Stated goal:
Scan the records and identify every line in which the string "업무시설" occurs, then return those lines.

(Recorded data)
>>

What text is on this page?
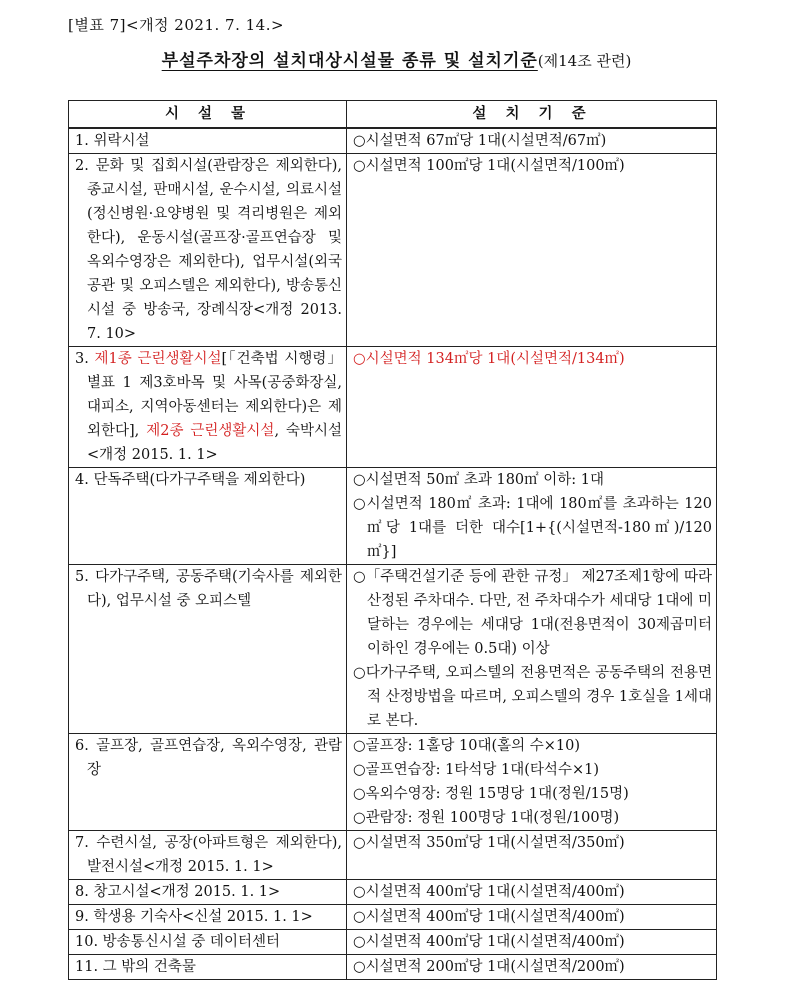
[별표 7]<개정 2021. 7. 14.>
부설주차장의 설치대상시설물 종류 및 설치기준(제14조 관련)
시 설 물	설 치 기 준

1. 위락시설	○시설면적 67㎡당 1대(시설면적/67㎡)

2. 문화 및 집회시설(관람장은 제외한다), 종교시설, 판매시설, 운수시설, 의료시설(정신병원·요양병원 및 격리병원은 제외한다), 운동시설(골프장·골프연습장 및 옥외수영장은 제외한다), 업무시설(외국공관 및 오피스텔은 제외한다), 방송통신시설 중 방송국, 장례식장<개정 2013. 7. 10>	○시설면적 100㎡당 1대(시설면적/100㎡)

3. 제1종 근린생활시설[「건축법 시행령」 별표 1 제3호바목 및 사목(공중화장실, 대피소, 지역아동센터는 제외한다)은 제외한다], 제2종 근린생활시설, 숙박시설<개정 2015. 1. 1>	○시설면적 134㎡당 1대(시설면적/134㎡)

4. 단독주택(다가구주택을 제외한다)	○시설면적 50㎡ 초과 180㎡ 이하: 1대
○시설면적 180㎡ 초과: 1대에 180㎡를 초과하는 120㎡당 1대를 더한 대수[1+{(시설면적-180㎡)/120㎡}]

5. 다가구주택, 공동주택(기숙사를 제외한다), 업무시설 중 오피스텔	○「주택건설기준 등에 관한 규정」 제27조제1항에 따라 산정된 주차대수. 다만, 전 주차대수가 세대당 1대에 미달하는 경우에는 세대당 1대(전용면적이 30제곱미터 이하인 경우에는 0.5대) 이상
○다가구주택, 오피스텔의 전용면적은 공동주택의 전용면적 산정방법을 따르며, 오피스텔의 경우 1호실을 1세대로 본다.

6. 골프장, 골프연습장, 옥외수영장, 관람장	○골프장: 1홀당 10대(홀의 수×10)
○골프연습장: 1타석당 1대(타석수×1)
○옥외수영장: 정원 15명당 1대(정원/15명)
○관람장: 정원 100명당 1대(정원/100명)

7. 수련시설, 공장(아파트형은 제외한다), 발전시설<개정 2015. 1. 1>	○시설면적 350㎡당 1대(시설면적/350㎡)

8. 창고시설<개정 2015. 1. 1>	○시설면적 400㎡당 1대(시설면적/400㎡)

9. 학생용 기숙사<신설 2015. 1. 1>	○시설면적 400㎡당 1대(시설면적/400㎡)

10. 방송통신시설 중 데이터센터	○시설면적 400㎡당 1대(시설면적/400㎡)

11. 그 밖의 건축물	○시설면적 200㎡당 1대(시설면적/200㎡)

<<

Solution to the problem:
2. 문화 및 집회시설(관람장은 제외한다), 종교시설, 판매시설, 운수시설, 의료시설(정신병원·요양병원 및 격리병원은 제외한다), 운동시설(골프장·골프연습장 및 옥외수영장은 제외한다), 업무시설(외국공관 및 오피스텔은 제외한다), 방송통신시설 중 방송국, 장례식장<개정 2013. 7. 10>	○시설면적 100㎡당 1대(시설면적/100㎡)
5. 다가구주택, 공동주택(기숙사를 제외한다), 업무시설 중 오피스텔	○「주택건설기준 등에 관한 규정」 제27조제1항에 따라 산정된 주차대수. 다만, 전 주차대수가 세대당 1대에 미달하는 경우에는 세대당 1대(전용면적이 30제곱미터 이하인 경우에는 0.5대) 이상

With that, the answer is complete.